- Description of the task -
Return the material below in full and exactly.

↓↓↓

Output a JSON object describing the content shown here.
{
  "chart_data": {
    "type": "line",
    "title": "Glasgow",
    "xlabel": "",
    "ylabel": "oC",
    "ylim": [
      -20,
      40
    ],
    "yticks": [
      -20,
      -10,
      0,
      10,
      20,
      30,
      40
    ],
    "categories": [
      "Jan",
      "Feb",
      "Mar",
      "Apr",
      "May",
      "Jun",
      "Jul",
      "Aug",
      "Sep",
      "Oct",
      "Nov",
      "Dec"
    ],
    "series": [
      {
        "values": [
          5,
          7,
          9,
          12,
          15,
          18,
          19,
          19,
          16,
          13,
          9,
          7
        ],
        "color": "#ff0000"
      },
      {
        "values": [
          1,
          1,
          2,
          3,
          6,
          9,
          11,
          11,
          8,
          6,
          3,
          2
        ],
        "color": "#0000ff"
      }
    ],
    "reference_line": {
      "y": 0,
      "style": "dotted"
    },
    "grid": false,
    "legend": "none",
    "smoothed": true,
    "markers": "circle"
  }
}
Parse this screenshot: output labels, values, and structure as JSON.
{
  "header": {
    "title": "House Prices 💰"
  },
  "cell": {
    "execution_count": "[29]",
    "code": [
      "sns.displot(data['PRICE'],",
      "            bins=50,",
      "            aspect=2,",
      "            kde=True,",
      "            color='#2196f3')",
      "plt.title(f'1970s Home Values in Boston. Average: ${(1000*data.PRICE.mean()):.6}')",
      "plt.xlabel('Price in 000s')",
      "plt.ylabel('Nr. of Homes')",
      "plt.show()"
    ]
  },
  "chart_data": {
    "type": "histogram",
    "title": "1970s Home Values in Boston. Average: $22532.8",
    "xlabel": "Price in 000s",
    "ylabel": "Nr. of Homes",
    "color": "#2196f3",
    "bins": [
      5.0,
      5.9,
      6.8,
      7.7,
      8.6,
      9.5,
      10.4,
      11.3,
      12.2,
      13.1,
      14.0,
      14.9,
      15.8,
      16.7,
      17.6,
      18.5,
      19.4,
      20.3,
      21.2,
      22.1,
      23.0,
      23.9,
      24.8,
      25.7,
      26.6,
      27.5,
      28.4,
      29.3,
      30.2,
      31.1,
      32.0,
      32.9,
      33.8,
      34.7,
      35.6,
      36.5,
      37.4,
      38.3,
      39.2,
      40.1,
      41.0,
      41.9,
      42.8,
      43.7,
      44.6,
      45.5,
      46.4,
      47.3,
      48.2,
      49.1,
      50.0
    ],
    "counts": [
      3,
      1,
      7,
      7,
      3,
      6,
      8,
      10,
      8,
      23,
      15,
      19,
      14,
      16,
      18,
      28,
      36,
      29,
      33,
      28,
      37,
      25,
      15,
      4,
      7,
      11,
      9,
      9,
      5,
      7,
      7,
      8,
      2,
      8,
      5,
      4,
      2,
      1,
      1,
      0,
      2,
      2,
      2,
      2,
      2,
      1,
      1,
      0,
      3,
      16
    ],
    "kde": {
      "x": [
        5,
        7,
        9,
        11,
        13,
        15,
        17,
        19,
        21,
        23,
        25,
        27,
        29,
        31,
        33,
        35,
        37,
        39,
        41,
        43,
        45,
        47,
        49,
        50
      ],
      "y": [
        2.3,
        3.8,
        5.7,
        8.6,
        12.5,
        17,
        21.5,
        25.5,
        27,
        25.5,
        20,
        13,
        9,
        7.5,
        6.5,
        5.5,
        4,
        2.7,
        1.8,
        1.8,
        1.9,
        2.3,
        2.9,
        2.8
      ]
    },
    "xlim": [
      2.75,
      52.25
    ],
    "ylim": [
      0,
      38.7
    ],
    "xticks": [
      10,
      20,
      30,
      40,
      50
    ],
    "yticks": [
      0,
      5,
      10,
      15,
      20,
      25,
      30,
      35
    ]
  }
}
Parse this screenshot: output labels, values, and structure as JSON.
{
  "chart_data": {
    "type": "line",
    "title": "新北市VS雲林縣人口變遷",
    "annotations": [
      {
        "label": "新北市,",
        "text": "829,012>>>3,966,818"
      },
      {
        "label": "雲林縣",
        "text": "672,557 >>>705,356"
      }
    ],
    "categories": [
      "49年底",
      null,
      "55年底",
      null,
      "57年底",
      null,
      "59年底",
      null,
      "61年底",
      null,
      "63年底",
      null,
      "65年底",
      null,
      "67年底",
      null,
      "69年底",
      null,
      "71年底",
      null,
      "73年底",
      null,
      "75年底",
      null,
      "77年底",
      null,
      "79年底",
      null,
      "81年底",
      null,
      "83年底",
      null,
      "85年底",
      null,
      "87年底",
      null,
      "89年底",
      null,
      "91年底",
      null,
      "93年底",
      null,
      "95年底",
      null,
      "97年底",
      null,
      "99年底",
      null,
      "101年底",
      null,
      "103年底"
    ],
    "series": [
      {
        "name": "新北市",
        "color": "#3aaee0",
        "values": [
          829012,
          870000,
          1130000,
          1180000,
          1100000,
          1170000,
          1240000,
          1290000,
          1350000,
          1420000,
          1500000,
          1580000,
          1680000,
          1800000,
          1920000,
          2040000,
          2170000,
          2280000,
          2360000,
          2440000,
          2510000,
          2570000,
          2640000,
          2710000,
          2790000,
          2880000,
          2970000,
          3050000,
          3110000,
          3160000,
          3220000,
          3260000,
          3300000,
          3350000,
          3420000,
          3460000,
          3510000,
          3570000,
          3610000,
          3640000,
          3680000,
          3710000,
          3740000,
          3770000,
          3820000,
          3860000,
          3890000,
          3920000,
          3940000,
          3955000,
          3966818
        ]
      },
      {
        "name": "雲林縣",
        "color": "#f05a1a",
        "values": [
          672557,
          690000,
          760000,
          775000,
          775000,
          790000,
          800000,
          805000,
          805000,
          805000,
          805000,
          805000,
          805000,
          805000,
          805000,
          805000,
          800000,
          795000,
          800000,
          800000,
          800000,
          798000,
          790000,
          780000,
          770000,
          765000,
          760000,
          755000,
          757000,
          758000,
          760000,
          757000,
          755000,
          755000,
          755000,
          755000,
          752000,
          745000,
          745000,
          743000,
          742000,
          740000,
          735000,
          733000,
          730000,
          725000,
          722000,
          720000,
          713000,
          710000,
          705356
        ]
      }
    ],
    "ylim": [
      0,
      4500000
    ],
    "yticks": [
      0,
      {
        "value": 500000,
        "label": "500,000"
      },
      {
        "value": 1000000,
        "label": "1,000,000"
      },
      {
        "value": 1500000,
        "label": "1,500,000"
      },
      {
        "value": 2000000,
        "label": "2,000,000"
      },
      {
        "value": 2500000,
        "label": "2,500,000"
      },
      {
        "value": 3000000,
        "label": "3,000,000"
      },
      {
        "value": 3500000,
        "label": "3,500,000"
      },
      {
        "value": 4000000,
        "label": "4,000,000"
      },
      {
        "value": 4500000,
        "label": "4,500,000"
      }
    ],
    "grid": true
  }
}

↑↑↑

- Exercise answer -
Output a JSON object describing the content shown here.
{
  "chart_data": {
    "type": "line",
    "title": "Glasgow",
    "xlabel": "",
    "ylabel": "oC",
    "ylim": [
      -20,
      40
    ],
    "yticks": [
      -20,
      -10,
      0,
      10,
      20,
      30,
      40
    ],
    "categories": [
      "Jan",
      "Feb",
      "Mar",
      "Apr",
      "May",
      "Jun",
      "Jul",
      "Aug",
      "Sep",
      "Oct",
      "Nov",
      "Dec"
    ],
    "series": [
      {
        "values": [
          5,
          7,
          9,
          12,
          15,
          18,
          19,
          19,
          16,
          13,
          9,
          7
        ],
        "color": "#ff0000"
      },
      {
        "values": [
          1,
          1,
          2,
          3,
          6,
          9,
          11,
          11,
          8,
          6,
          3,
          2
        ],
        "color": "#0000ff"
      }
    ],
    "reference_line": {
      "y": 0,
      "style": "dotted"
    },
    "grid": false,
    "legend": "none",
    "smoothed": true,
    "markers": "circle"
  }
}
Parse this screenshot: output labels, values, and structure as JSON.
{
  "header": {
    "title": "House Prices 💰"
  },
  "cell": {
    "execution_count": "[29]",
    "code": [
      "sns.displot(data['PRICE'],",
      "            bins=50,",
      "            aspect=2,",
      "            kde=True,",
      "            color='#2196f3')",
      "plt.title(f'1970s Home Values in Boston. Average: ${(1000*data.PRICE.mean()):.6}')",
      "plt.xlabel('Price in 000s')",
      "plt.ylabel('Nr. of Homes')",
      "plt.show()"
    ]
  },
  "chart_data": {
    "type": "histogram",
    "title": "1970s Home Values in Boston. Average: $22532.8",
    "xlabel": "Price in 000s",
    "ylabel": "Nr. of Homes",
    "color": "#2196f3",
    "bins": [
      5.0,
      5.9,
      6.8,
      7.7,
      8.6,
      9.5,
      10.4,
      11.3,
      12.2,
      13.1,
      14.0,
      14.9,
      15.8,
      16.7,
      17.6,
      18.5,
      19.4,
      20.3,
      21.2,
      22.1,
      23.0,
      23.9,
      24.8,
      25.7,
      26.6,
      27.5,
      28.4,
      29.3,
      30.2,
      31.1,
      32.0,
      32.9,
      33.8,
      34.7,
      35.6,
      36.5,
      37.4,
      38.3,
      39.2,
      40.1,
      41.0,
      41.9,
      42.8,
      43.7,
      44.6,
      45.5,
      46.4,
      47.3,
      48.2,
      49.1,
      50.0
    ],
    "counts": [
      3,
      1,
      7,
      7,
      3,
      6,
      8,
      10,
      8,
      23,
      15,
      19,
      14,
      16,
      18,
      28,
      36,
      29,
      33,
      28,
      37,
      25,
      15,
      4,
      7,
      11,
      9,
      9,
      5,
      7,
      7,
      8,
      2,
      8,
      5,
      4,
      2,
      1,
      1,
      0,
      2,
      2,
      2,
      2,
      2,
      1,
      1,
      0,
      3,
      16
    ],
    "kde": {
      "x": [
        5,
        7,
        9,
        11,
        13,
        15,
        17,
        19,
        21,
        23,
        25,
        27,
        29,
        31,
        33,
        35,
        37,
        39,
        41,
        43,
        45,
        47,
        49,
        50
      ],
      "y": [
        2.3,
        3.8,
        5.7,
        8.6,
        12.5,
        17,
        21.5,
        25.5,
        27,
        25.5,
        20,
        13,
        9,
        7.5,
        6.5,
        5.5,
        4,
        2.7,
        1.8,
        1.8,
        1.9,
        2.3,
        2.9,
        2.8
      ]
    },
    "xlim": [
      2.75,
      52.25
    ],
    "ylim": [
      0,
      38.7
    ],
    "xticks": [
      10,
      20,
      30,
      40,
      50
    ],
    "yticks": [
      0,
      5,
      10,
      15,
      20,
      25,
      30,
      35
    ]
  }
}
Parse this screenshot: output labels, values, and structure as JSON.
{
  "chart_data": {
    "type": "line",
    "title": "新北市VS雲林縣人口變遷",
    "annotations": [
      {
        "label": "新北市,",
        "text": "829,012>>>3,966,818"
      },
      {
        "label": "雲林縣",
        "text": "672,557 >>>705,356"
      }
    ],
    "categories": [
      "49年底",
      null,
      "55年底",
      null,
      "57年底",
      null,
      "59年底",
      null,
      "61年底",
      null,
      "63年底",
      null,
      "65年底",
      null,
      "67年底",
      null,
      "69年底",
      null,
      "71年底",
      null,
      "73年底",
      null,
      "75年底",
      null,
      "77年底",
      null,
      "79年底",
      null,
      "81年底",
      null,
      "83年底",
      null,
      "85年底",
      null,
      "87年底",
      null,
      "89年底",
      null,
      "91年底",
      null,
      "93年底",
      null,
      "95年底",
      null,
      "97年底",
      null,
      "99年底",
      null,
      "101年底",
      null,
      "103年底"
    ],
    "series": [
      {
        "name": "新北市",
        "color": "#3aaee0",
        "values": [
          829012,
          870000,
          1130000,
          1180000,
          1100000,
          1170000,
          1240000,
          1290000,
          1350000,
          1420000,
          1500000,
          1580000,
          1680000,
          1800000,
          1920000,
          2040000,
          2170000,
          2280000,
          2360000,
          2440000,
          2510000,
          2570000,
          2640000,
          2710000,
          2790000,
          2880000,
          2970000,
          3050000,
          3110000,
          3160000,
          3220000,
          3260000,
          3300000,
          3350000,
          3420000,
          3460000,
          3510000,
          3570000,
          3610000,
          3640000,
          3680000,
          3710000,
          3740000,
          3770000,
          3820000,
          3860000,
          3890000,
          3920000,
          3940000,
          3955000,
          3966818
        ]
      },
      {
        "name": "雲林縣",
        "color": "#f05a1a",
        "values": [
          672557,
          690000,
          760000,
          775000,
          775000,
          790000,
          800000,
          805000,
          805000,
          805000,
          805000,
          805000,
          805000,
          805000,
          805000,
          805000,
          800000,
          795000,
          800000,
          800000,
          800000,
          798000,
          790000,
          780000,
          770000,
          765000,
          760000,
          755000,
          757000,
          758000,
          760000,
          757000,
          755000,
          755000,
          755000,
          755000,
          752000,
          745000,
          745000,
          743000,
          742000,
          740000,
          735000,
          733000,
          730000,
          725000,
          722000,
          720000,
          713000,
          710000,
          705356
        ]
      }
    ],
    "ylim": [
      0,
      4500000
    ],
    "yticks": [
      0,
      {
        "value": 500000,
        "label": "500,000"
      },
      {
        "value": 1000000,
        "label": "1,000,000"
      },
      {
        "value": 1500000,
        "label": "1,500,000"
      },
      {
        "value": 2000000,
        "label": "2,000,000"
      },
      {
        "value": 2500000,
        "label": "2,500,000"
      },
      {
        "value": 3000000,
        "label": "3,000,000"
      },
      {
        "value": 3500000,
        "label": "3,500,000"
      },
      {
        "value": 4000000,
        "label": "4,000,000"
      },
      {
        "value": 4500000,
        "label": "4,500,000"
      }
    ],
    "grid": true
  }
}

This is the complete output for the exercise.